- [Фрагмент текста]
В другой комнате мое внимание привлекла фотография похоронной процессии 4 августа 1981 г., когда Панама провожала в последний путь своего самого яркого национального героя. Я не мог оторвать глаз от центральной фигуры траурного шествия – кавалерийской лошади под седлом, к которому пристегнута генеральская сабля. На седле шляпа и фляга покойного. В стремена вставлены его сапоги, но только носками назад. Эта булгаковская деталь несла в себе такую глубокую жуткую мистику, что мурашки начали бегать по спине.
Я упросил свозить меня и в Фаральон, где впервые увидел генерала. Читаю свои записи: «Все там уже не так. Раньше дом не имел ограды и свободно дышал всеми порами. Теперь он обнесен высоким кирпичным забором, по верху которого тянется противная гряда из битого бутылочного стекла. Чучу с трудом достучался. Вышел плюгавенький человечек, который впустил нас в дом.

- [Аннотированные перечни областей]
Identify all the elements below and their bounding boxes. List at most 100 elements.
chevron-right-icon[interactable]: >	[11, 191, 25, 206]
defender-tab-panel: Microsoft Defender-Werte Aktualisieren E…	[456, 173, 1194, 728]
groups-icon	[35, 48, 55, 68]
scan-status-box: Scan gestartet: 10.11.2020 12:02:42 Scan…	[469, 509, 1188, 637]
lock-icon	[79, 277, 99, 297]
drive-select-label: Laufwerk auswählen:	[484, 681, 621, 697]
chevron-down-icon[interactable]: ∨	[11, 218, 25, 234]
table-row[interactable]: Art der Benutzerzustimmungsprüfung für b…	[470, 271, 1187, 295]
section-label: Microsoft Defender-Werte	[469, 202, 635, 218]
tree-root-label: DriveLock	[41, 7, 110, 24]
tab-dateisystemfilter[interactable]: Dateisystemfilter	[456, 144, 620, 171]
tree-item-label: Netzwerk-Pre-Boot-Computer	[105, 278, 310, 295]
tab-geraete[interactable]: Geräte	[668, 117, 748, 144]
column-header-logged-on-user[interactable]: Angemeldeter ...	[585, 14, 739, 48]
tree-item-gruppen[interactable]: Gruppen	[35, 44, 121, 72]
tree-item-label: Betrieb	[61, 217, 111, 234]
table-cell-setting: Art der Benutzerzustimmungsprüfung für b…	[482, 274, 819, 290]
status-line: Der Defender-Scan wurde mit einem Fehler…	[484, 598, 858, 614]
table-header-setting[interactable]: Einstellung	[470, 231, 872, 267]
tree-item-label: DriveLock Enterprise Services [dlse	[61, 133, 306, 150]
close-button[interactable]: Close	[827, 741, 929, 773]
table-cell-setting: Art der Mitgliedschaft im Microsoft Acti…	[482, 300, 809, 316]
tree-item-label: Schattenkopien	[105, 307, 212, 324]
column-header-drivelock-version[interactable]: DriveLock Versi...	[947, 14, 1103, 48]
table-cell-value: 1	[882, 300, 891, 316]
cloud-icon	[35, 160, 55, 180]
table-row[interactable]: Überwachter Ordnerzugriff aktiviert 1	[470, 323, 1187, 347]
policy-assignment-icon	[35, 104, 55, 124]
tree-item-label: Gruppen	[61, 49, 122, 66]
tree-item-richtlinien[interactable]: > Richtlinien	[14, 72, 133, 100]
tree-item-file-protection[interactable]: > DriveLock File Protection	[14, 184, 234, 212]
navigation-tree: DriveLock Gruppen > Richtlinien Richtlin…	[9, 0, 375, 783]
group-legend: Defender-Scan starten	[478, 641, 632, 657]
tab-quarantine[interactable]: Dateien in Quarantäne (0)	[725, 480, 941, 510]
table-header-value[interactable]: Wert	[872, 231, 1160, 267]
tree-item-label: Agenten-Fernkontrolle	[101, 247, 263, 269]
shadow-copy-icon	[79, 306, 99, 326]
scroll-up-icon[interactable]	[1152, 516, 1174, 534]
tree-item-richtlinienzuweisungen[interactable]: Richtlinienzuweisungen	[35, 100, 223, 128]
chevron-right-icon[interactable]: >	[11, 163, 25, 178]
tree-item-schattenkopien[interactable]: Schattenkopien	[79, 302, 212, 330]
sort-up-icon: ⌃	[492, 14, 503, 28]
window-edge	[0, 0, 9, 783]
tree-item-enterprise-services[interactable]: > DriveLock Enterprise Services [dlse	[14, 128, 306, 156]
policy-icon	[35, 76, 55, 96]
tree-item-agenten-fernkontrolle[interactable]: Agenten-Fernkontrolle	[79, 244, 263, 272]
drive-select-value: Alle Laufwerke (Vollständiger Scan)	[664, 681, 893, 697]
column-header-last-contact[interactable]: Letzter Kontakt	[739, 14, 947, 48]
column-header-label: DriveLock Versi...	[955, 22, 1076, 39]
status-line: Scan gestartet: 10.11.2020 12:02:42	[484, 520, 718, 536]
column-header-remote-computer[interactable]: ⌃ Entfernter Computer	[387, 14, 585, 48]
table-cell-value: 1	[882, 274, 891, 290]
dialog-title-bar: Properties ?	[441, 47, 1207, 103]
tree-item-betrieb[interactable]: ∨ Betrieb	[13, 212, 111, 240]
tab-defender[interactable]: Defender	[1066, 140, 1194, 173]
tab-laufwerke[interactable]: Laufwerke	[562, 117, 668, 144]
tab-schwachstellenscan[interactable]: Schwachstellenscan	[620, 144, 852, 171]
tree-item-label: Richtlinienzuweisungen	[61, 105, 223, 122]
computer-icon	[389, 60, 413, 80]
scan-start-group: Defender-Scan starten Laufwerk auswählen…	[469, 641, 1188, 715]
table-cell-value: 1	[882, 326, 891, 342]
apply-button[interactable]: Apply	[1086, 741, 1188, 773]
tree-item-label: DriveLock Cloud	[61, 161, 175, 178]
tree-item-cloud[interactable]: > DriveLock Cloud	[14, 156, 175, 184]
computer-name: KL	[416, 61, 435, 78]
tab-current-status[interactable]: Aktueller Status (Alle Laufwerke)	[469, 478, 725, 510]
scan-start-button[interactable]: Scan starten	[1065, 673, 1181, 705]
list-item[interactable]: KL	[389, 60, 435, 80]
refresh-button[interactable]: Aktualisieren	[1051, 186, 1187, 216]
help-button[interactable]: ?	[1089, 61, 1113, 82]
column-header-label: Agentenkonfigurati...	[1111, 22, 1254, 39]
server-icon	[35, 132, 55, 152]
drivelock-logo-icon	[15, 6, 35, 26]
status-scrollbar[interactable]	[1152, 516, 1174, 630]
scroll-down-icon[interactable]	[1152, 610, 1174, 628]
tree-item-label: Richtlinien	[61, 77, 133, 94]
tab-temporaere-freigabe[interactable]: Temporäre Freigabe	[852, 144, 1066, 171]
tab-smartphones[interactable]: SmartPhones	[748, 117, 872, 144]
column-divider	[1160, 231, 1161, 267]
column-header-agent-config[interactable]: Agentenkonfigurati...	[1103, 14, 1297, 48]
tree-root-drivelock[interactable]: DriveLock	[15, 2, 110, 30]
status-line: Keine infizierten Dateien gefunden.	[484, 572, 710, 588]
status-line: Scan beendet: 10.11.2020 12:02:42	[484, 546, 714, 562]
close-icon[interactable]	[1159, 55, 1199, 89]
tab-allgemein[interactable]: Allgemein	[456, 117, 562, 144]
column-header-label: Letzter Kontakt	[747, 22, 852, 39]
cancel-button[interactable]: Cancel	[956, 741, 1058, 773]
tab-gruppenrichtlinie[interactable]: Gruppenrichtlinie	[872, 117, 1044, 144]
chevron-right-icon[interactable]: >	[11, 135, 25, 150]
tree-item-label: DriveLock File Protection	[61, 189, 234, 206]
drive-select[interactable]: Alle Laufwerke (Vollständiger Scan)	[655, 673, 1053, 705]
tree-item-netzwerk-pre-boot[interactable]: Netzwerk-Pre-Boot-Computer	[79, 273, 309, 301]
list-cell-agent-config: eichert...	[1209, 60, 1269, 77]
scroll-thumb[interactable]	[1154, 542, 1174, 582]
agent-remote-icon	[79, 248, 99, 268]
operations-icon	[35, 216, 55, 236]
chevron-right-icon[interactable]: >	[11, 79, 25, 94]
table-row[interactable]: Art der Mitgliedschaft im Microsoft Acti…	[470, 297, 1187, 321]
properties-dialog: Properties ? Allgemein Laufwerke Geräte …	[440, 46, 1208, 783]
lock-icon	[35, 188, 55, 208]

- [Задания]
1) Как, согласно фрагменту текста, были вставлены сапоги покойного в стремена?
2) Выведите из фрагмента текста всё, начиная со слов «В другой комнате» и заканчивая словами «впустил нас в дом.».

- [Ответы по заданиям]
1) Носками назад.

2)
В другой комнате мое внимание привлекла фотография похоронной процессии 4 августа 1981 г., когда Панама провожала в последний путь своего самого яркого национального героя. Я не мог оторвать глаз от центральной фигуры траурного шествия – кавалерийской лошади под седлом, к которому пристегнута генеральская сабля. На седле шляпа и фляга покойного. В стремена вставлены его сапоги, но только носками назад. Эта булгаковская деталь несла в себе такую глубокую жуткую мистику, что мурашки начали бегать по спине.
Я упросил свозить меня и в Фаральон, где впервые увидел генерала. Читаю свои записи: «Все там уже не так. Раньше дом не имел ограды и свободно дышал всеми порами. Теперь он обнесен высоким кирпичным забором, по верху которого тянется противная гряда из битого бутылочного стекла. Чучу с трудом достучался. Вышел плюгавенький человечек, который впустил нас в дом.